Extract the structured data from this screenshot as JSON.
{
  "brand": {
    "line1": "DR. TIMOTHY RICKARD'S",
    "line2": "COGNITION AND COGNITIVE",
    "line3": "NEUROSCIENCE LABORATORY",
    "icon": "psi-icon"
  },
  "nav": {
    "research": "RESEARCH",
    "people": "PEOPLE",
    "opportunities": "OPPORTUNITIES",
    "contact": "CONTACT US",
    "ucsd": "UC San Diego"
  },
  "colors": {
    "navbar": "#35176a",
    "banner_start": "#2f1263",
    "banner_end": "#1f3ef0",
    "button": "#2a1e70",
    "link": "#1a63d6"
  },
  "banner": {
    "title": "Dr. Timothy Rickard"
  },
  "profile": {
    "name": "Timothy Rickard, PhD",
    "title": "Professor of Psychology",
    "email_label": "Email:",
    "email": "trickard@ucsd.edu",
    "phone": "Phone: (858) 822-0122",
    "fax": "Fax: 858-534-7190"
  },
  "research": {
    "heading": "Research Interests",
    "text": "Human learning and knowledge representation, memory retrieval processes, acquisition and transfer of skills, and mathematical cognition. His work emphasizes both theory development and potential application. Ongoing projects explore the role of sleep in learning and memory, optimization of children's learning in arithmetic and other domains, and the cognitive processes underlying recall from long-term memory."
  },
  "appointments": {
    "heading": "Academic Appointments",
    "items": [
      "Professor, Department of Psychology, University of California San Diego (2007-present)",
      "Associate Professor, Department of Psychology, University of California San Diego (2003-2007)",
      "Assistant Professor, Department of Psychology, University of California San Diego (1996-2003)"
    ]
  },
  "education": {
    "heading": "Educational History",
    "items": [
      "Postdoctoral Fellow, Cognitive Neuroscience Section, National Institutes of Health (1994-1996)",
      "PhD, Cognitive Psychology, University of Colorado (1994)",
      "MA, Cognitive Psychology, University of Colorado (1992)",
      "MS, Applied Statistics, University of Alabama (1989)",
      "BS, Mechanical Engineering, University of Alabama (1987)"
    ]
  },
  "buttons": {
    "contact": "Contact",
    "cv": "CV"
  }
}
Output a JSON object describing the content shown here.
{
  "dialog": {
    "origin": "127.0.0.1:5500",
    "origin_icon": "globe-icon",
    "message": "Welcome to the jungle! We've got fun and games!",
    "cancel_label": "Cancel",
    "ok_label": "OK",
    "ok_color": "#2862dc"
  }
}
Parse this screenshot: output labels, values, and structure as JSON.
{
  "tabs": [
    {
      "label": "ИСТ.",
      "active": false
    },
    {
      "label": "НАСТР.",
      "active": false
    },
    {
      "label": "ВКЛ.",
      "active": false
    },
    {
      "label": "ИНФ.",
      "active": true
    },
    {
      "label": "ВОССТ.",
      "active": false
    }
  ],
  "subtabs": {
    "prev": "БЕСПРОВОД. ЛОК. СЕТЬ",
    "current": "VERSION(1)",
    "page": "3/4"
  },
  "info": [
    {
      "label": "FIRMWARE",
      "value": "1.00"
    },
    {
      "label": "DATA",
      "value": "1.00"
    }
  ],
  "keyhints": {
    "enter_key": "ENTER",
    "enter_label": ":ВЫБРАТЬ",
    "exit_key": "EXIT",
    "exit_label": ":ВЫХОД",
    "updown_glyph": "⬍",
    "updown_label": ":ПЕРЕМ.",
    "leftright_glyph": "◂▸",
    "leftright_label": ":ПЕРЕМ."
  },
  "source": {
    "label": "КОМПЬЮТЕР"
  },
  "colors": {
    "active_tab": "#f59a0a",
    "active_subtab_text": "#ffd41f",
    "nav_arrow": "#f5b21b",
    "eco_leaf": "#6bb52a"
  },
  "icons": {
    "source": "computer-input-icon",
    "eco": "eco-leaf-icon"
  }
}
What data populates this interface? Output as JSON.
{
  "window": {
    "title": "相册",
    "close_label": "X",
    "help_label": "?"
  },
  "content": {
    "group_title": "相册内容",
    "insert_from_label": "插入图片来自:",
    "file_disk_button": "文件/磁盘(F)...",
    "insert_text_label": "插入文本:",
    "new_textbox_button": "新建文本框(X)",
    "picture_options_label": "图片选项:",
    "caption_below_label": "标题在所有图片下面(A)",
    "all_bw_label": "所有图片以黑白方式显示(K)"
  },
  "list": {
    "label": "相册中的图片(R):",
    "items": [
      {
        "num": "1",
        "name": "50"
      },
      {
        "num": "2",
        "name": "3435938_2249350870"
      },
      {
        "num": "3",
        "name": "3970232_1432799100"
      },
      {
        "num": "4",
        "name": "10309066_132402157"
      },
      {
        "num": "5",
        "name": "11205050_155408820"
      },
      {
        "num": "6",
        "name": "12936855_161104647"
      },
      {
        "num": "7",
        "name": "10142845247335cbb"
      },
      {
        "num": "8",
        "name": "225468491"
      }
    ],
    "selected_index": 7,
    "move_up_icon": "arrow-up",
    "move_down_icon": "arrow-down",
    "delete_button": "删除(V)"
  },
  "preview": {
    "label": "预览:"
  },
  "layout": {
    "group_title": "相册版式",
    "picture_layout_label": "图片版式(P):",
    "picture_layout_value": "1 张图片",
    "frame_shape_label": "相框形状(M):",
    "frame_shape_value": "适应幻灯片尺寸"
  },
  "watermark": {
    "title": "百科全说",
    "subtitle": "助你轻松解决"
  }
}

::::

* Short problem: Each line from the one containing "What data populates" to the end of the listing above should be copied exactly, and nothing else.

* Response to this exercise:
What data populates this interface? Output as JSON.
{
  "window": {
    "title": "相册",
    "close_label": "X",
    "help_label": "?"
  },
  "content": {
    "group_title": "相册内容",
    "insert_from_label": "插入图片来自:",
    "file_disk_button": "文件/磁盘(F)...",
    "insert_text_label": "插入文本:",
    "new_textbox_button": "新建文本框(X)",
    "picture_options_label": "图片选项:",
    "caption_below_label": "标题在所有图片下面(A)",
    "all_bw_label": "所有图片以黑白方式显示(K)"
  },
  "list": {
    "label": "相册中的图片(R):",
    "items": [
      {
        "num": "1",
        "name": "50"
      },
      {
        "num": "2",
        "name": "3435938_2249350870"
      },
      {
        "num": "3",
        "name": "3970232_1432799100"
      },
      {
        "num": "4",
        "name": "10309066_132402157"
      },
      {
        "num": "5",
        "name": "11205050_155408820"
      },
      {
        "num": "6",
        "name": "12936855_161104647"
      },
      {
        "num": "7",
        "name": "10142845247335cbb"
      },
      {
        "num": "8",
        "name": "225468491"
      }
    ],
    "selected_index": 7,
    "move_up_icon": "arrow-up",
    "move_down_icon": "arrow-down",
    "delete_button": "删除(V)"
  },
  "preview": {
    "label": "预览:"
  },
  "layout": {
    "group_title": "相册版式",
    "picture_layout_label": "图片版式(P):",
    "picture_layout_value": "1 张图片",
    "frame_shape_label": "相框形状(M):",
    "frame_shape_value": "适应幻灯片尺寸"
  },
  "watermark": {
    "title": "百科全说",
    "subtitle": "助你轻松解决"
  }
}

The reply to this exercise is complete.